**What to do**
The answer must consist of each line of the records below that contains the string "JSON".

---------------

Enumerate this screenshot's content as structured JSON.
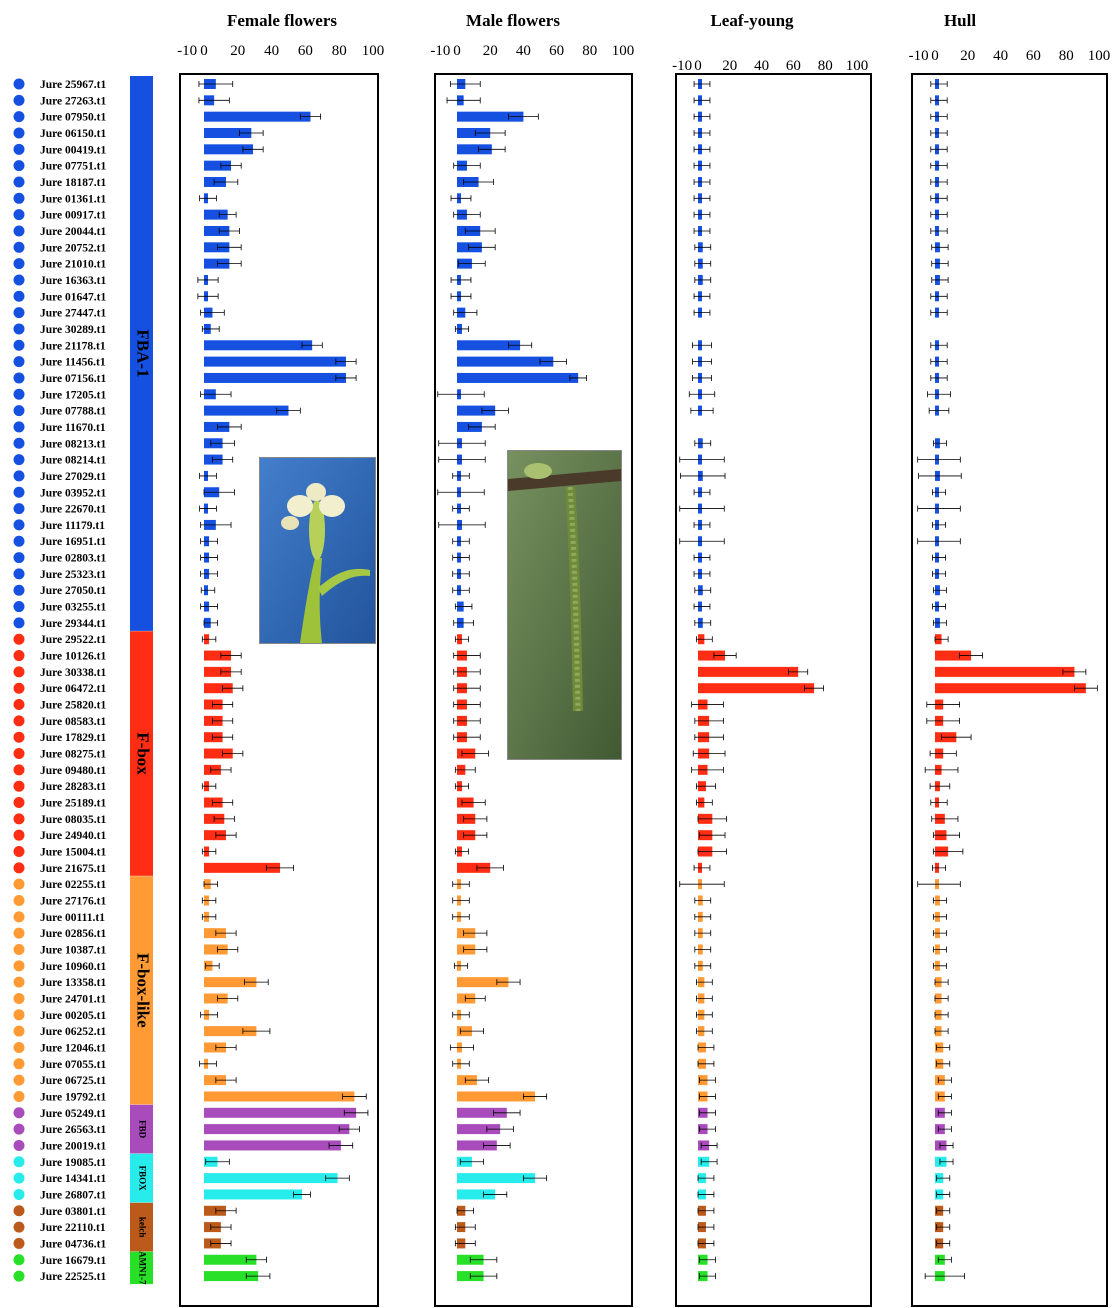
{
  "chart_data": {
    "type": "bar",
    "genes": [
      "Jure 25967.t1",
      "Jure 27263.t1",
      "Jure 07950.t1",
      "Jure 06150.t1",
      "Jure 00419.t1",
      "Jure 07751.t1",
      "Jure 18187.t1",
      "Jure 01361.t1",
      "Jure 00917.t1",
      "Jure 20044.t1",
      "Jure 20752.t1",
      "Jure 21010.t1",
      "Jure 16363.t1",
      "Jure 01647.t1",
      "Jure 27447.t1",
      "Jure 30289.t1",
      "Jure 21178.t1",
      "Jure 11456.t1",
      "Jure 07156.t1",
      "Jure 17205.t1",
      "Jure 07788.t1",
      "Jure 11670.t1",
      "Jure 08213.t1",
      "Jure 08214.t1",
      "Jure 27029.t1",
      "Jure 03952.t1",
      "Jure 22670.t1",
      "Jure 11179.t1",
      "Jure 16951.t1",
      "Jure 02803.t1",
      "Jure 25323.t1",
      "Jure 27050.t1",
      "Jure 03255.t1",
      "Jure 29344.t1",
      "Jure 29522.t1",
      "Jure 10126.t1",
      "Jure 30338.t1",
      "Jure 06472.t1",
      "Jure 25820.t1",
      "Jure 08583.t1",
      "Jure 17829.t1",
      "Jure 08275.t1",
      "Jure 09480.t1",
      "Jure 28283.t1",
      "Jure 25189.t1",
      "Jure 08035.t1",
      "Jure 24940.t1",
      "Jure 15004.t1",
      "Jure 21675.t1",
      "Jure 02255.t1",
      "Jure 27176.t1",
      "Jure 00111.t1",
      "Jure 02856.t1",
      "Jure 10387.t1",
      "Jure 10960.t1",
      "Jure 13358.t1",
      "Jure 24701.t1",
      "Jure 00205.t1",
      "Jure 06252.t1",
      "Jure 12046.t1",
      "Jure 07055.t1",
      "Jure 06725.t1",
      "Jure 19792.t1",
      "Jure 05249.t1",
      "Jure 26563.t1",
      "Jure 20019.t1",
      "Jure 19085.t1",
      "Jure 14341.t1",
      "Jure 26807.t1",
      "Jure 03801.t1",
      "Jure 22110.t1",
      "Jure 04736.t1",
      "Jure 16679.t1",
      "Jure 22525.t1"
    ],
    "groups": [
      {
        "name": "FBA-1",
        "count": 34,
        "color": "#1550e0"
      },
      {
        "name": "F-box",
        "count": 15,
        "color": "#ff2d14"
      },
      {
        "name": "F-box-like",
        "count": 14,
        "color": "#ff9a35"
      },
      {
        "name": "FBD",
        "count": 3,
        "color": "#a84cbc"
      },
      {
        "name": "FBOX",
        "count": 3,
        "color": "#28ecec"
      },
      {
        "name": "kelch",
        "count": 3,
        "color": "#bc5a1c"
      },
      {
        "name": "AMN1-7",
        "count": 2,
        "color": "#28e028"
      }
    ],
    "xlim": [
      -10,
      100
    ],
    "ticks": [
      -10,
      0,
      20,
      40,
      60,
      80,
      100
    ],
    "panels": [
      {
        "title": "Female flowers",
        "values": [
          7,
          6,
          63,
          28,
          29,
          16,
          13,
          2,
          14,
          15,
          15,
          15,
          0,
          0,
          5,
          4,
          64,
          84,
          84,
          7,
          50,
          15,
          11,
          11,
          2,
          9,
          2,
          7,
          3,
          3,
          3,
          2,
          3,
          4,
          3,
          16,
          16,
          17,
          11,
          11,
          11,
          17,
          10,
          3,
          11,
          12,
          13,
          3,
          45,
          4,
          3,
          3,
          13,
          14,
          5,
          31,
          14,
          3,
          31,
          13,
          2,
          13,
          89,
          90,
          86,
          81,
          8,
          79,
          58,
          13,
          10,
          10,
          31,
          32
        ],
        "errors": [
          10,
          9,
          6,
          7,
          6,
          6,
          7,
          5,
          5,
          6,
          7,
          7,
          6,
          6,
          7,
          5,
          6,
          6,
          6,
          9,
          7,
          7,
          7,
          6,
          5,
          9,
          5,
          9,
          5,
          5,
          5,
          4,
          5,
          4,
          4,
          6,
          6,
          6,
          6,
          6,
          6,
          6,
          6,
          4,
          6,
          6,
          6,
          4,
          8,
          4,
          4,
          4,
          6,
          6,
          4,
          7,
          6,
          5,
          8,
          6,
          5,
          6,
          7,
          7,
          6,
          7,
          7,
          7,
          5,
          6,
          6,
          6,
          6,
          7
        ]
      },
      {
        "title": "Male flowers",
        "values": [
          5,
          4,
          40,
          20,
          21,
          6,
          13,
          2,
          6,
          14,
          15,
          9,
          0,
          0,
          5,
          3,
          38,
          58,
          73,
          2,
          23,
          15,
          3,
          3,
          2,
          2,
          2,
          3,
          2,
          2,
          2,
          2,
          4,
          4,
          3,
          6,
          6,
          6,
          6,
          6,
          6,
          11,
          5,
          3,
          10,
          11,
          11,
          3,
          20,
          2,
          1,
          1,
          11,
          11,
          2,
          31,
          11,
          2,
          9,
          3,
          2,
          12,
          47,
          30,
          26,
          24,
          9,
          47,
          23,
          5,
          5,
          5,
          16,
          16
        ],
        "errors": [
          9,
          10,
          9,
          9,
          8,
          8,
          9,
          6,
          8,
          9,
          8,
          8,
          6,
          6,
          7,
          4,
          7,
          8,
          5,
          14,
          8,
          8,
          14,
          14,
          5,
          14,
          5,
          14,
          5,
          5,
          5,
          5,
          5,
          6,
          4,
          8,
          8,
          8,
          8,
          8,
          8,
          8,
          6,
          4,
          7,
          7,
          7,
          4,
          8,
          5,
          5,
          5,
          7,
          7,
          4,
          7,
          6,
          5,
          7,
          7,
          5,
          7,
          7,
          8,
          8,
          8,
          7,
          7,
          7,
          5,
          6,
          6,
          8,
          8
        ]
      },
      {
        "title": "Leaf-young",
        "values": [
          2,
          2,
          2,
          2,
          2,
          2,
          2,
          2,
          2,
          2,
          3,
          3,
          3,
          2,
          2,
          null,
          2,
          2,
          2,
          1,
          1,
          null,
          3,
          2,
          3,
          2,
          2,
          2,
          2,
          2,
          2,
          3,
          2,
          3,
          4,
          17,
          63,
          73,
          6,
          7,
          7,
          7,
          6,
          5,
          4,
          9,
          9,
          9,
          2,
          2,
          3,
          3,
          3,
          3,
          3,
          4,
          4,
          4,
          4,
          5,
          5,
          6,
          6,
          6,
          6,
          7,
          7,
          5,
          5,
          5,
          5,
          5,
          6,
          6
        ],
        "errors": [
          5,
          5,
          5,
          5,
          5,
          5,
          5,
          5,
          5,
          5,
          5,
          5,
          5,
          5,
          5,
          null,
          6,
          6,
          6,
          8,
          7,
          null,
          5,
          14,
          14,
          5,
          14,
          5,
          14,
          5,
          5,
          5,
          5,
          5,
          5,
          7,
          6,
          6,
          10,
          9,
          9,
          10,
          10,
          6,
          5,
          9,
          8,
          9,
          5,
          14,
          5,
          5,
          5,
          5,
          5,
          5,
          5,
          5,
          5,
          5,
          5,
          5,
          5,
          5,
          5,
          5,
          5,
          5,
          5,
          5,
          5,
          5,
          5,
          5
        ]
      },
      {
        "title": "Hull",
        "values": [
          2,
          2,
          2,
          2,
          2,
          2,
          2,
          2,
          2,
          2,
          3,
          3,
          3,
          2,
          2,
          null,
          2,
          2,
          2,
          1,
          1,
          null,
          3,
          2,
          3,
          2,
          2,
          2,
          2,
          2,
          2,
          3,
          2,
          3,
          4,
          22,
          85,
          92,
          5,
          5,
          13,
          5,
          4,
          3,
          2,
          6,
          7,
          8,
          2,
          2,
          3,
          3,
          3,
          3,
          3,
          4,
          4,
          4,
          4,
          5,
          5,
          6,
          6,
          6,
          6,
          7,
          7,
          5,
          5,
          5,
          5,
          5,
          6,
          6
        ],
        "errors": [
          5,
          5,
          5,
          5,
          5,
          5,
          5,
          5,
          5,
          5,
          5,
          5,
          5,
          5,
          5,
          null,
          5,
          5,
          5,
          7,
          6,
          null,
          4,
          13,
          13,
          4,
          13,
          4,
          13,
          4,
          4,
          4,
          4,
          4,
          4,
          7,
          7,
          7,
          10,
          10,
          9,
          8,
          10,
          6,
          5,
          8,
          8,
          9,
          4,
          13,
          4,
          4,
          4,
          4,
          4,
          4,
          4,
          4,
          4,
          4,
          4,
          4,
          4,
          4,
          4,
          4,
          4,
          4,
          4,
          4,
          4,
          4,
          4,
          12
        ]
      }
    ],
    "grid": false,
    "legend": "none"
  }
}
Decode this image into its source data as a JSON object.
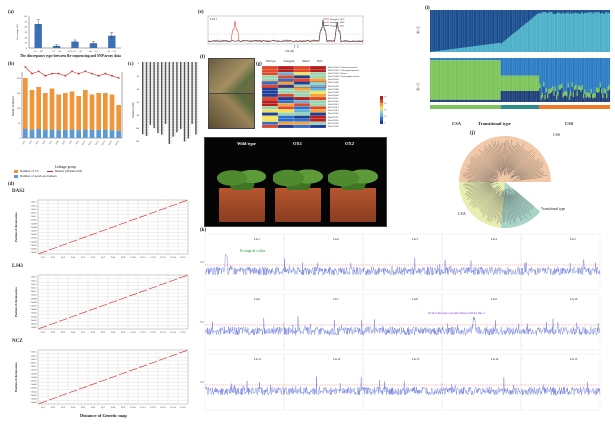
{
  "panels": {
    "a": {
      "letter": "(a)",
      "caption": "The discrepancy type between Re-sequencing and SNP array data",
      "ylabel": "Percentage (%)",
      "yticks": [
        "0",
        "10",
        "20",
        "30",
        "40",
        "50",
        "60"
      ],
      "categories": [
        "0/1 → 0/0",
        "1/1 → 0/0",
        "0/0 or 1/1 → 0/1",
        "0/0 → 1/1",
        "0/1 → 1/1"
      ],
      "values": [
        45,
        4,
        12,
        9,
        23
      ],
      "errors": [
        8,
        2,
        3,
        3,
        6
      ],
      "bar_color": "#3b6fb6"
    },
    "b": {
      "letter": "(b)",
      "ylabel": "Number of Markers",
      "xlabel": "Linkage group",
      "y2label": "Density (Marker/cM)",
      "categories": [
        "LG1",
        "LG2",
        "LG3",
        "LG4",
        "LG5",
        "LG6",
        "LG7",
        "LG8",
        "LG9",
        "LG10",
        "LG11",
        "LG12",
        "LG13",
        "LG14",
        "LG15"
      ],
      "orange_values": [
        200,
        160,
        170,
        150,
        165,
        145,
        150,
        155,
        140,
        160,
        145,
        150,
        150,
        145,
        110
      ],
      "blue_values": [
        30,
        28,
        30,
        27,
        28,
        26,
        27,
        28,
        26,
        28,
        27,
        27,
        28,
        26,
        24
      ],
      "density": [
        12,
        9,
        10,
        8,
        9,
        9,
        8,
        10,
        9,
        10,
        9,
        8,
        9,
        8,
        7
      ],
      "legend": [
        "Number of CS",
        "Density (Marker/cM)",
        "Number of previous markers"
      ],
      "colors": {
        "orange": "#f0953a",
        "blue": "#5b9bd5",
        "red": "#d4261e"
      }
    },
    "c": {
      "letter": "(c)",
      "ylabel": "Distance (cM)"
    },
    "d": {
      "letter": "(d)",
      "maps": [
        {
          "name": "DAS2"
        },
        {
          "name": "LJ43"
        },
        {
          "name": "NCZ"
        }
      ],
      "chromosomes": [
        "Chr15",
        "Chr14",
        "Chr13",
        "Chr12",
        "Chr11",
        "Chr10",
        "Chr09",
        "Chr08",
        "Chr07",
        "Chr06",
        "Chr05",
        "Chr04",
        "Chr03",
        "Chr02",
        "Chr01"
      ],
      "lgs": [
        "LG1",
        "LG2",
        "LG3",
        "LG4",
        "LG5",
        "LG6",
        "LG7",
        "LG8",
        "LG9",
        "LG10",
        "LG11",
        "LG12",
        "LG13",
        "LG14",
        "LG15"
      ],
      "ylabel": "Position of chromosomes",
      "xlabel": "Distance of Genetic map"
    },
    "e": {
      "letter": "(e)",
      "tag": "LG11",
      "legend": [
        "Shanghai_2019",
        "Shanghai_2020",
        "Shanghai_2021"
      ],
      "xlabel": "Chr mb",
      "colors": [
        "#d4261e",
        "#888888",
        "#333333"
      ]
    },
    "f": {
      "letter": "(f)"
    },
    "g": {
      "letter": "(g)",
      "columns": [
        "Wild type",
        "Transgenic",
        "Mutant",
        "Field"
      ],
      "gene_labels": [
        "Phe011001 / Unknown protein",
        "Phe011002 / Chloroplast protein",
        "Phe011003 / Kinase",
        "Phe011004 / Transcription factor",
        "Phe011005",
        "Phe011006",
        "Phe011007",
        "Phe011008",
        "Phe011009",
        "Phe011010",
        "Phe011011",
        "Phe011012",
        "Phe011013",
        "Phe011014",
        "Phe011015",
        "Phe011016",
        "Phe011017",
        "Phe011018",
        "Phe011019",
        "Phe011020"
      ],
      "scale": [
        "2.0",
        "1.5",
        "1.0",
        "0.5",
        "0"
      ]
    },
    "h": {
      "letter": "(h)",
      "labels": [
        "Wild type",
        "OX1",
        "OX2"
      ]
    },
    "i": {
      "letter": "(i)",
      "k_labels": [
        "K=2",
        "K=3"
      ],
      "groups": [
        "CSA",
        "Transitional type",
        "CSS"
      ]
    },
    "j": {
      "letter": "(j)",
      "groups": [
        "CSS",
        "CSA",
        "Transitional type"
      ],
      "colors": {
        "CSS": "#f2c9a8",
        "CSA": "#e8edb0",
        "Transitional": "#a8d5c8"
      }
    },
    "k": {
      "letter": "(k)",
      "ylabel": "Fst",
      "lgs": [
        "LG1",
        "LG2",
        "LG3",
        "LG4",
        "LG5",
        "LG6",
        "LG7",
        "LG8",
        "LG9",
        "LG10",
        "LG11",
        "LG12",
        "LG13",
        "LG14",
        "LG15"
      ],
      "annot1": "Ecological coflux",
      "annot2": "Ocular Receptor protein kinase (RLK) like 1"
    }
  }
}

---------------

**Result for this task**
Enumerate this screenshot's content as structured JSON.
Decode this image into its source data as a JSON object.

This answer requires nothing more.